> **Task objective**
Look through the listing below and work out how many of its lines hold the word "SETTLEMENT". Give only the number.
======== Entries provided ========
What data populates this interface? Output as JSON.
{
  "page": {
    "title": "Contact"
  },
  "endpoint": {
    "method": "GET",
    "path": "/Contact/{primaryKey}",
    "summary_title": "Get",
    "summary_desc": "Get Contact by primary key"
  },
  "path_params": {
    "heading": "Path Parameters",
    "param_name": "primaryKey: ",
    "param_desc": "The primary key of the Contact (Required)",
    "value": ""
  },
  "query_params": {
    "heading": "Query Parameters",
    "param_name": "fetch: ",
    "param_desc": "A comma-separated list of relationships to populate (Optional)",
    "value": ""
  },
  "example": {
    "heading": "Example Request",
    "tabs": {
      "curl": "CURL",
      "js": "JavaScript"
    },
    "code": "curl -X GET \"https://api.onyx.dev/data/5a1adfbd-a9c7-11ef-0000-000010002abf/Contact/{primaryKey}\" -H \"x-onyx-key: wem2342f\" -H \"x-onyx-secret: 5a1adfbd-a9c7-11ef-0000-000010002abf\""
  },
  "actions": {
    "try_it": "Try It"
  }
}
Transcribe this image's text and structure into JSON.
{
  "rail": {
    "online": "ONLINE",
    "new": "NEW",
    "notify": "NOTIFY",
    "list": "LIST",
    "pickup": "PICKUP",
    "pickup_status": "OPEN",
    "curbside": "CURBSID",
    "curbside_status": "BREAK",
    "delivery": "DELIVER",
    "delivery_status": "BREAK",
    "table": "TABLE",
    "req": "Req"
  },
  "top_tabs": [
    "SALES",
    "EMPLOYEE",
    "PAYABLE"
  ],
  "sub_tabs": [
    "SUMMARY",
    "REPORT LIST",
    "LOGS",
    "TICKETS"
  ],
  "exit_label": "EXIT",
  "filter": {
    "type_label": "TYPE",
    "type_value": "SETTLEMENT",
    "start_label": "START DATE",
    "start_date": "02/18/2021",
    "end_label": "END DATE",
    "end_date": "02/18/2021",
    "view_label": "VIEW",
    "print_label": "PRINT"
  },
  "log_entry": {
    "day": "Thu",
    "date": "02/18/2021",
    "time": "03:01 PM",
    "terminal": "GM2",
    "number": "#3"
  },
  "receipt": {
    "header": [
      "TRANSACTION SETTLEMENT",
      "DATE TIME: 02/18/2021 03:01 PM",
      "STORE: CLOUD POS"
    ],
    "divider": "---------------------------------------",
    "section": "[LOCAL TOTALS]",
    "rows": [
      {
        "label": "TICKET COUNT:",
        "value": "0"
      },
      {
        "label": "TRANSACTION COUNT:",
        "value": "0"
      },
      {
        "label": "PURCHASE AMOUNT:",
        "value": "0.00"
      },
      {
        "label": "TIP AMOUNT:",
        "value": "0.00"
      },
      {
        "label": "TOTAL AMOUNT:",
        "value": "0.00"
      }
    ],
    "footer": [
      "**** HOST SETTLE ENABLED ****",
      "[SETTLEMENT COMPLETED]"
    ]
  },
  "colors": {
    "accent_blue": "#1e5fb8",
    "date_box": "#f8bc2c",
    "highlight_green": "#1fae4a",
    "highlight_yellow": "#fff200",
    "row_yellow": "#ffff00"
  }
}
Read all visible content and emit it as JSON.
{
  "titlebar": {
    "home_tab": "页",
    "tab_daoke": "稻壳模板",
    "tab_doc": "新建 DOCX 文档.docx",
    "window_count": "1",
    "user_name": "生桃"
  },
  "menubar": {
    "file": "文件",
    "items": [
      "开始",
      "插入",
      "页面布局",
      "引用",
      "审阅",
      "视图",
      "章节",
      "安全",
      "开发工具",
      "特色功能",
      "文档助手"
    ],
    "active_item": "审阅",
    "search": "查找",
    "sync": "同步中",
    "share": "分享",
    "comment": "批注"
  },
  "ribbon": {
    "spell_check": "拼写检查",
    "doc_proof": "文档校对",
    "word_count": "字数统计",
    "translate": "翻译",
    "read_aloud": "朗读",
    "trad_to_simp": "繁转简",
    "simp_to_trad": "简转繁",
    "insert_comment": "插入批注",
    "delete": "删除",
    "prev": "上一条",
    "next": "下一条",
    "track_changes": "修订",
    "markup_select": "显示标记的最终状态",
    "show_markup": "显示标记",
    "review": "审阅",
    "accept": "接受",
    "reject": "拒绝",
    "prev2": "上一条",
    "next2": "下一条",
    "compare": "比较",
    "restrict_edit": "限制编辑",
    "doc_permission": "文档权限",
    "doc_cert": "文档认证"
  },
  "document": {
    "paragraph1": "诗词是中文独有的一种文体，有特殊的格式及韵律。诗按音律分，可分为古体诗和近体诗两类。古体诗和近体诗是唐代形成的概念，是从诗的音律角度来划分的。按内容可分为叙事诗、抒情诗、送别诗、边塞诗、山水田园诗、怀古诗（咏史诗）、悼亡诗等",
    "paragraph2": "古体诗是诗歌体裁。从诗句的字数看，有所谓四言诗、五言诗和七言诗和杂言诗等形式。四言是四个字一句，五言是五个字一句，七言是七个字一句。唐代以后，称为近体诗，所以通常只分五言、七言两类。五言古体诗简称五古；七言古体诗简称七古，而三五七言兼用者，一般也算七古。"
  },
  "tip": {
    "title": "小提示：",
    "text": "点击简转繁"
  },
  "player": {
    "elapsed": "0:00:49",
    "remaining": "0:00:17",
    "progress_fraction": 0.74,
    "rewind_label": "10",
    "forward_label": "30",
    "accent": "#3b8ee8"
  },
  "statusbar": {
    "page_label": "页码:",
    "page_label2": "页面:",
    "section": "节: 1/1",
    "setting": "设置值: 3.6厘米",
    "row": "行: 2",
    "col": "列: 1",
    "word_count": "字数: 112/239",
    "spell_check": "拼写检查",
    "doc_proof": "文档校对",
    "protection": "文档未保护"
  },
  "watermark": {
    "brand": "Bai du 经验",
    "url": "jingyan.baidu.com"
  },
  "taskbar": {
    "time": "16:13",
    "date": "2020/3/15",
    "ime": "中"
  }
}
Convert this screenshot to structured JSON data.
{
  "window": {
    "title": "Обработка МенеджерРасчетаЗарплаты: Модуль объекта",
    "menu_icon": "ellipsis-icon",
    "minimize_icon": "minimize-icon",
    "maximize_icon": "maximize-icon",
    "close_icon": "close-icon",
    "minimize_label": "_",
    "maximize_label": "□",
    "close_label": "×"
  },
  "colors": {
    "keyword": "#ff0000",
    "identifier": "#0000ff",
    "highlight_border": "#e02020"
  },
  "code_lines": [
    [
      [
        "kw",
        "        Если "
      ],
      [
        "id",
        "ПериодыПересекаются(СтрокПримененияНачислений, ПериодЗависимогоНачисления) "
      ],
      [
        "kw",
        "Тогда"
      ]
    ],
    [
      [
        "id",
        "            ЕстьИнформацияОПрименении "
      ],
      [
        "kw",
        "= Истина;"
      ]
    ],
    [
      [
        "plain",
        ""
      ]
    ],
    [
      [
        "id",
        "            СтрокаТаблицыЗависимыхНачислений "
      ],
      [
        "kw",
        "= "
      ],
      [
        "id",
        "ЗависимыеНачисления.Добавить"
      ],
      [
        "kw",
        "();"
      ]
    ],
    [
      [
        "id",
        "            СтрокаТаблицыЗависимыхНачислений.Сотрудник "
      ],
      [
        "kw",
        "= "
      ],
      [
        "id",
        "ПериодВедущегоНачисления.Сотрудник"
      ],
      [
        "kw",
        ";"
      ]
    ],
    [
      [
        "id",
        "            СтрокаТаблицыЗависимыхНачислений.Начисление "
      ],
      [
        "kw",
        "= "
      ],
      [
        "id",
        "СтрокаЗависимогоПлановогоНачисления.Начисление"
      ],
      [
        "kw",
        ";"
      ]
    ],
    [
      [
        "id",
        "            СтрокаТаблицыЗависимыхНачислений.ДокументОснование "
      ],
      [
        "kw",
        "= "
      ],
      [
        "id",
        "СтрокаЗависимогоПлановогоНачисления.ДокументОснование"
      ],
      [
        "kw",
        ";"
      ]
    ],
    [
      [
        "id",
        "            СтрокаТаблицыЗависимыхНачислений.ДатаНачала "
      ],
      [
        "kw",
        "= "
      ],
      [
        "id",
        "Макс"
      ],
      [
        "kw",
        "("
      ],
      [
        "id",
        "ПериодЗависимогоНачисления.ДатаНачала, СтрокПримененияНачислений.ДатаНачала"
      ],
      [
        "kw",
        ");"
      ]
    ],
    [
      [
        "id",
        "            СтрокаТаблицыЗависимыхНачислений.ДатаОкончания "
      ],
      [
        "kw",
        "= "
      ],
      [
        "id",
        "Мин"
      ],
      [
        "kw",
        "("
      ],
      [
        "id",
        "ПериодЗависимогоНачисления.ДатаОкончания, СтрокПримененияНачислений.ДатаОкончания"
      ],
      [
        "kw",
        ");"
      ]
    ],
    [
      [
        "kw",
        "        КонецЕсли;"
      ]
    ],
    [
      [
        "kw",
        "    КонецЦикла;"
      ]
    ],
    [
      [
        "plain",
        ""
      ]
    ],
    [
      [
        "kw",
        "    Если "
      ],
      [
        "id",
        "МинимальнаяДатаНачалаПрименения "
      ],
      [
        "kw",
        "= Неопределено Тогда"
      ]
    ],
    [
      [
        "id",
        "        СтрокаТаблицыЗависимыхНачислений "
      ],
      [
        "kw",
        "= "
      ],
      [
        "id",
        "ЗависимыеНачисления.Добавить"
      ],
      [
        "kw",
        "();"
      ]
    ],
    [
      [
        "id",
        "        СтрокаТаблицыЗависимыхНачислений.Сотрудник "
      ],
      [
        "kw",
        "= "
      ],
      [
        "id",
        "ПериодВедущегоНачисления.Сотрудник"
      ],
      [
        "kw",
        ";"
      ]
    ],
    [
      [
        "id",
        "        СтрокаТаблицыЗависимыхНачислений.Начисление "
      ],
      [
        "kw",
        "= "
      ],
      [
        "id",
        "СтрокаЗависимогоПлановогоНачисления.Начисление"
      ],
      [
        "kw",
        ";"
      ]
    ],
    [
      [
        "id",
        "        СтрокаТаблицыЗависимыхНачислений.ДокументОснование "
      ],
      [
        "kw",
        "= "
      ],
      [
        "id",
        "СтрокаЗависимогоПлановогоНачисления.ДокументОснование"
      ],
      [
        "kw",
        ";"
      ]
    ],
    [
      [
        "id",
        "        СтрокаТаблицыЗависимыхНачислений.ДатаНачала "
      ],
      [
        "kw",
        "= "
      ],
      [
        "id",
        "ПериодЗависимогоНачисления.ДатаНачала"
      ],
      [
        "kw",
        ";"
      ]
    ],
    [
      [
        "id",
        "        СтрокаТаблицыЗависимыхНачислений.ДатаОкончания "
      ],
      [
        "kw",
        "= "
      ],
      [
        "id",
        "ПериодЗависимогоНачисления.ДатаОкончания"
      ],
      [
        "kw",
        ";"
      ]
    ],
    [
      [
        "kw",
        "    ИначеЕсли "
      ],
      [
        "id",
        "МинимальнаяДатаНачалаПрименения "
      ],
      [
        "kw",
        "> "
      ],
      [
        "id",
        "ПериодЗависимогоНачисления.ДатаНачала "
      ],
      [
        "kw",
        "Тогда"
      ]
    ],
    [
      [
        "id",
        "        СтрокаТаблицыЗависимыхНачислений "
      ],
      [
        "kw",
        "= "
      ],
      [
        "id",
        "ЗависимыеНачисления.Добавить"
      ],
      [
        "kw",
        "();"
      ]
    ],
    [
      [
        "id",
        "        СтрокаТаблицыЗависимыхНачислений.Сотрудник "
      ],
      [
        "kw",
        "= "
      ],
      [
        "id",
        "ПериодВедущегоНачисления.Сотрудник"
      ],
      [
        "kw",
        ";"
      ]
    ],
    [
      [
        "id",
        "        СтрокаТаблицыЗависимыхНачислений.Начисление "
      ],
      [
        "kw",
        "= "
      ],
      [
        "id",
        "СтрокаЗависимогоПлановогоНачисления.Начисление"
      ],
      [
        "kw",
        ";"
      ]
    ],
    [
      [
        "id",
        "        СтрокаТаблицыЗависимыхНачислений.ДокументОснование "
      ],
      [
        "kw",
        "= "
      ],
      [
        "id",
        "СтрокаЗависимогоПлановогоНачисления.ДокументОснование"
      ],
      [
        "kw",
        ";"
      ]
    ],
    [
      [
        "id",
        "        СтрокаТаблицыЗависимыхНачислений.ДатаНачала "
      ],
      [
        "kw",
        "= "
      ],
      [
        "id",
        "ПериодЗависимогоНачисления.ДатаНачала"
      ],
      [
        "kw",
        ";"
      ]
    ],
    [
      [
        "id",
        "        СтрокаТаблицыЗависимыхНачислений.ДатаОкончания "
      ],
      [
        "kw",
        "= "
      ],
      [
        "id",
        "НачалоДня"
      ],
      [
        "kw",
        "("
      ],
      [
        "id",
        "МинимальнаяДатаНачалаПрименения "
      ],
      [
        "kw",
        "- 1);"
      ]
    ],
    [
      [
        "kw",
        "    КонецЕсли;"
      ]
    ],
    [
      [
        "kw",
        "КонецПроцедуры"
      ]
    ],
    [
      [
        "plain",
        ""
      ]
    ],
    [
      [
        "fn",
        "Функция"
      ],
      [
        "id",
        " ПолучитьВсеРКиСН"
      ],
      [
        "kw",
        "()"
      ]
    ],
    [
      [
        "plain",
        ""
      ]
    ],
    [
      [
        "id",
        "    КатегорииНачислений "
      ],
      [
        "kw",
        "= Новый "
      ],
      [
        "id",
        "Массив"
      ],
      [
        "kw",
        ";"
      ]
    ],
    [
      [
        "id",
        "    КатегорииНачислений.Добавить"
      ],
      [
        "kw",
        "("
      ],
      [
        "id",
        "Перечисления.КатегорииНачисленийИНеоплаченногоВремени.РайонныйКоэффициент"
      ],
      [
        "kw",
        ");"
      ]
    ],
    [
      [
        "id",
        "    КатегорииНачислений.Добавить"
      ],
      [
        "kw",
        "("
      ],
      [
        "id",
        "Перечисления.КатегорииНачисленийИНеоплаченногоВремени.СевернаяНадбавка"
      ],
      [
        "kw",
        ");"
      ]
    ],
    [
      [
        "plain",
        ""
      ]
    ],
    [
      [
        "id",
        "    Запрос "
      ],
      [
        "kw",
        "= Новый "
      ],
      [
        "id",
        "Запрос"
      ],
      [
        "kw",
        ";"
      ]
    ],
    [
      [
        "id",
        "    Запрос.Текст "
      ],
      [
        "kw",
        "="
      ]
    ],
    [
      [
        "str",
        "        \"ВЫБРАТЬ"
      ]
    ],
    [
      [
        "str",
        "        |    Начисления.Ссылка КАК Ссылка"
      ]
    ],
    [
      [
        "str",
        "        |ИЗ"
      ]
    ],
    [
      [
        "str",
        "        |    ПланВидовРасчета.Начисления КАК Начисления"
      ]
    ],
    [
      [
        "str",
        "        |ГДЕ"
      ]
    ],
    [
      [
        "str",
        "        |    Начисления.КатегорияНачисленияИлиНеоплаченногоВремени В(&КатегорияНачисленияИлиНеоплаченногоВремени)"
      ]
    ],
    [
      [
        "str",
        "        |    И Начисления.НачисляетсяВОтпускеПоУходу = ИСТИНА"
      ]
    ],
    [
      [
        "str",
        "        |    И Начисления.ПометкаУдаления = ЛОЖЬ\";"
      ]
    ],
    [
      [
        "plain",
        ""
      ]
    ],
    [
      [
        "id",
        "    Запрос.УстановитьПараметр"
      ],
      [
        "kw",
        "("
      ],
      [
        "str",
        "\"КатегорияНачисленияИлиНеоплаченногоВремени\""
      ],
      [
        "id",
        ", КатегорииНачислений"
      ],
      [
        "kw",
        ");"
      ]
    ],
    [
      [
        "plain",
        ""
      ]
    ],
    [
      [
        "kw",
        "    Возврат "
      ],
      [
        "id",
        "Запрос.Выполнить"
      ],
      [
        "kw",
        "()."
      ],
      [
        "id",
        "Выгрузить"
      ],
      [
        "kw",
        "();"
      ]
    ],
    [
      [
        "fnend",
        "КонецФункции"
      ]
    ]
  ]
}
========
> **Answer to this exercise**
3